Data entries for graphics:
──────
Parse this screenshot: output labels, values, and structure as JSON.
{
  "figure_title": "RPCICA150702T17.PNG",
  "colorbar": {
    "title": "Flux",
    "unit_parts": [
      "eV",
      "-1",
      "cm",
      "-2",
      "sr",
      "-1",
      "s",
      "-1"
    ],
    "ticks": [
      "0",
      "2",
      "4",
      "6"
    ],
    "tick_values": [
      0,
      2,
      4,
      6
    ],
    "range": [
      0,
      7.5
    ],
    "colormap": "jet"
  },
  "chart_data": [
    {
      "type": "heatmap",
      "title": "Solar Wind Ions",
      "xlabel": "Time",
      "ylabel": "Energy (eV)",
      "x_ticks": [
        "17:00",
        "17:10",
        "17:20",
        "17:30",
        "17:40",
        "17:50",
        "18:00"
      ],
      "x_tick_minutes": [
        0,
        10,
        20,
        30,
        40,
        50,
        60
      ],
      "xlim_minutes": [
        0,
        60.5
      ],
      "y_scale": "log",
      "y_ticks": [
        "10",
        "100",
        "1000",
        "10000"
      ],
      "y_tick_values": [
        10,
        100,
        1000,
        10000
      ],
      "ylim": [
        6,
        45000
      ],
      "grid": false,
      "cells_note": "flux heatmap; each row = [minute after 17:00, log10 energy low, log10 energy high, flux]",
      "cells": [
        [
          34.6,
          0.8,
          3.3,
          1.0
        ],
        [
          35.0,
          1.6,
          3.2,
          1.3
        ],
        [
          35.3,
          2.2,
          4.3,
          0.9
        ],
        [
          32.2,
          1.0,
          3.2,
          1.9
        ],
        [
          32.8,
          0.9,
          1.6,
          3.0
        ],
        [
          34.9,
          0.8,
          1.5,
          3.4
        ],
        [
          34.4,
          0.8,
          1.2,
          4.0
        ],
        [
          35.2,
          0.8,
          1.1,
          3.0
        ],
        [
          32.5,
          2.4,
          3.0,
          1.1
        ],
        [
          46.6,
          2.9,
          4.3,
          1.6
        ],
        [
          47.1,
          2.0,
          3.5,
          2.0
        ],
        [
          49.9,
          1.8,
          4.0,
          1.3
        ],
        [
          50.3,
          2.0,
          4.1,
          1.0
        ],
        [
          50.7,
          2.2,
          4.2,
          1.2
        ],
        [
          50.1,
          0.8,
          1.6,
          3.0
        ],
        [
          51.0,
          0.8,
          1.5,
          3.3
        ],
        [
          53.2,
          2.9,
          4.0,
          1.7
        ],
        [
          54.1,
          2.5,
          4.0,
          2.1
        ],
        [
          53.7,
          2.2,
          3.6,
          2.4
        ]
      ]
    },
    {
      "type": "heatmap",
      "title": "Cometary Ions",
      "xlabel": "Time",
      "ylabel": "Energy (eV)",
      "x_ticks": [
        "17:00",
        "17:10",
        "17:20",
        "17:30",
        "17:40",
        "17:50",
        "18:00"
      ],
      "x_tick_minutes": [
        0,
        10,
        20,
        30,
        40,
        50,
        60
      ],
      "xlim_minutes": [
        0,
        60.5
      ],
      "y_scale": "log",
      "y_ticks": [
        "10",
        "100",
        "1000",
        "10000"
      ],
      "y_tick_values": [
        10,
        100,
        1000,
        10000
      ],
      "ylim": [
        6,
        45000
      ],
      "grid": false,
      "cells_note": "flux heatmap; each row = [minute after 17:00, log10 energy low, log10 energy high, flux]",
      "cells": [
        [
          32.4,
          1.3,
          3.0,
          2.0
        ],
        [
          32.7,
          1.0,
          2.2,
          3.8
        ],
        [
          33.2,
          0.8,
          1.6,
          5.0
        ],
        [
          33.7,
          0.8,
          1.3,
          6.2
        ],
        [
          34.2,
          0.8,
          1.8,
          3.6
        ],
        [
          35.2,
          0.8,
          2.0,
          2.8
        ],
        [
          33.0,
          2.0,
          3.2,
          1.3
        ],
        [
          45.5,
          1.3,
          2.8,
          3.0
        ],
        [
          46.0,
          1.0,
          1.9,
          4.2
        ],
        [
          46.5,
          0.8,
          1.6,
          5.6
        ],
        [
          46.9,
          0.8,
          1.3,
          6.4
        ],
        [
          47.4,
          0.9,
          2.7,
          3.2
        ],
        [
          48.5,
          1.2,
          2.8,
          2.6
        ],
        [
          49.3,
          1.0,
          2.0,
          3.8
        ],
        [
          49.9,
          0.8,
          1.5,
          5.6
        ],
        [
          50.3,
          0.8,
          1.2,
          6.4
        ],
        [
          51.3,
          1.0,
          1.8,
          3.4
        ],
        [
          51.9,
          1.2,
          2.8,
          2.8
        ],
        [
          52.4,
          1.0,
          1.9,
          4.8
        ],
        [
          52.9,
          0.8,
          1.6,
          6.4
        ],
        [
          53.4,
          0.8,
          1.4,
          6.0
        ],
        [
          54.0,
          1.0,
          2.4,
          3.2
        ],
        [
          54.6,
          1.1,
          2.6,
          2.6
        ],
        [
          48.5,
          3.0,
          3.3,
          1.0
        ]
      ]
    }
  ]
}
──────
REQUIREMENTS:
Using the listing above, reproduce each line without omission.

TASK OUTPUT:
Parse this screenshot: output labels, values, and structure as JSON.
{
  "figure_title": "RPCICA150702T17.PNG",
  "colorbar": {
    "title": "Flux",
    "unit_parts": [
      "eV",
      "-1",
      "cm",
      "-2",
      "sr",
      "-1",
      "s",
      "-1"
    ],
    "ticks": [
      "0",
      "2",
      "4",
      "6"
    ],
    "tick_values": [
      0,
      2,
      4,
      6
    ],
    "range": [
      0,
      7.5
    ],
    "colormap": "jet"
  },
  "chart_data": [
    {
      "type": "heatmap",
      "title": "Solar Wind Ions",
      "xlabel": "Time",
      "ylabel": "Energy (eV)",
      "x_ticks": [
        "17:00",
        "17:10",
        "17:20",
        "17:30",
        "17:40",
        "17:50",
        "18:00"
      ],
      "x_tick_minutes": [
        0,
        10,
        20,
        30,
        40,
        50,
        60
      ],
      "xlim_minutes": [
        0,
        60.5
      ],
      "y_scale": "log",
      "y_ticks": [
        "10",
        "100",
        "1000",
        "10000"
      ],
      "y_tick_values": [
        10,
        100,
        1000,
        10000
      ],
      "ylim": [
        6,
        45000
      ],
      "grid": false,
      "cells_note": "flux heatmap; each row = [minute after 17:00, log10 energy low, log10 energy high, flux]",
      "cells": [
        [
          34.6,
          0.8,
          3.3,
          1.0
        ],
        [
          35.0,
          1.6,
          3.2,
          1.3
        ],
        [
          35.3,
          2.2,
          4.3,
          0.9
        ],
        [
          32.2,
          1.0,
          3.2,
          1.9
        ],
        [
          32.8,
          0.9,
          1.6,
          3.0
        ],
        [
          34.9,
          0.8,
          1.5,
          3.4
        ],
        [
          34.4,
          0.8,
          1.2,
          4.0
        ],
        [
          35.2,
          0.8,
          1.1,
          3.0
        ],
        [
          32.5,
          2.4,
          3.0,
          1.1
        ],
        [
          46.6,
          2.9,
          4.3,
          1.6
        ],
        [
          47.1,
          2.0,
          3.5,
          2.0
        ],
        [
          49.9,
          1.8,
          4.0,
          1.3
        ],
        [
          50.3,
          2.0,
          4.1,
          1.0
        ],
        [
          50.7,
          2.2,
          4.2,
          1.2
        ],
        [
          50.1,
          0.8,
          1.6,
          3.0
        ],
        [
          51.0,
          0.8,
          1.5,
          3.3
        ],
        [
          53.2,
          2.9,
          4.0,
          1.7
        ],
        [
          54.1,
          2.5,
          4.0,
          2.1
        ],
        [
          53.7,
          2.2,
          3.6,
          2.4
        ]
      ]
    },
    {
      "type": "heatmap",
      "title": "Cometary Ions",
      "xlabel": "Time",
      "ylabel": "Energy (eV)",
      "x_ticks": [
        "17:00",
        "17:10",
        "17:20",
        "17:30",
        "17:40",
        "17:50",
        "18:00"
      ],
      "x_tick_minutes": [
        0,
        10,
        20,
        30,
        40,
        50,
        60
      ],
      "xlim_minutes": [
        0,
        60.5
      ],
      "y_scale": "log",
      "y_ticks": [
        "10",
        "100",
        "1000",
        "10000"
      ],
      "y_tick_values": [
        10,
        100,
        1000,
        10000
      ],
      "ylim": [
        6,
        45000
      ],
      "grid": false,
      "cells_note": "flux heatmap; each row = [minute after 17:00, log10 energy low, log10 energy high, flux]",
      "cells": [
        [
          32.4,
          1.3,
          3.0,
          2.0
        ],
        [
          32.7,
          1.0,
          2.2,
          3.8
        ],
        [
          33.2,
          0.8,
          1.6,
          5.0
        ],
        [
          33.7,
          0.8,
          1.3,
          6.2
        ],
        [
          34.2,
          0.8,
          1.8,
          3.6
        ],
        [
          35.2,
          0.8,
          2.0,
          2.8
        ],
        [
          33.0,
          2.0,
          3.2,
          1.3
        ],
        [
          45.5,
          1.3,
          2.8,
          3.0
        ],
        [
          46.0,
          1.0,
          1.9,
          4.2
        ],
        [
          46.5,
          0.8,
          1.6,
          5.6
        ],
        [
          46.9,
          0.8,
          1.3,
          6.4
        ],
        [
          47.4,
          0.9,
          2.7,
          3.2
        ],
        [
          48.5,
          1.2,
          2.8,
          2.6
        ],
        [
          49.3,
          1.0,
          2.0,
          3.8
        ],
        [
          49.9,
          0.8,
          1.5,
          5.6
        ],
        [
          50.3,
          0.8,
          1.2,
          6.4
        ],
        [
          51.3,
          1.0,
          1.8,
          3.4
        ],
        [
          51.9,
          1.2,
          2.8,
          2.8
        ],
        [
          52.4,
          1.0,
          1.9,
          4.8
        ],
        [
          52.9,
          0.8,
          1.6,
          6.4
        ],
        [
          53.4,
          0.8,
          1.4,
          6.0
        ],
        [
          54.0,
          1.0,
          2.4,
          3.2
        ],
        [
          54.6,
          1.1,
          2.6,
          2.6
        ],
        [
          48.5,
          3.0,
          3.3,
          1.0
        ]
      ]
    }
  ]
}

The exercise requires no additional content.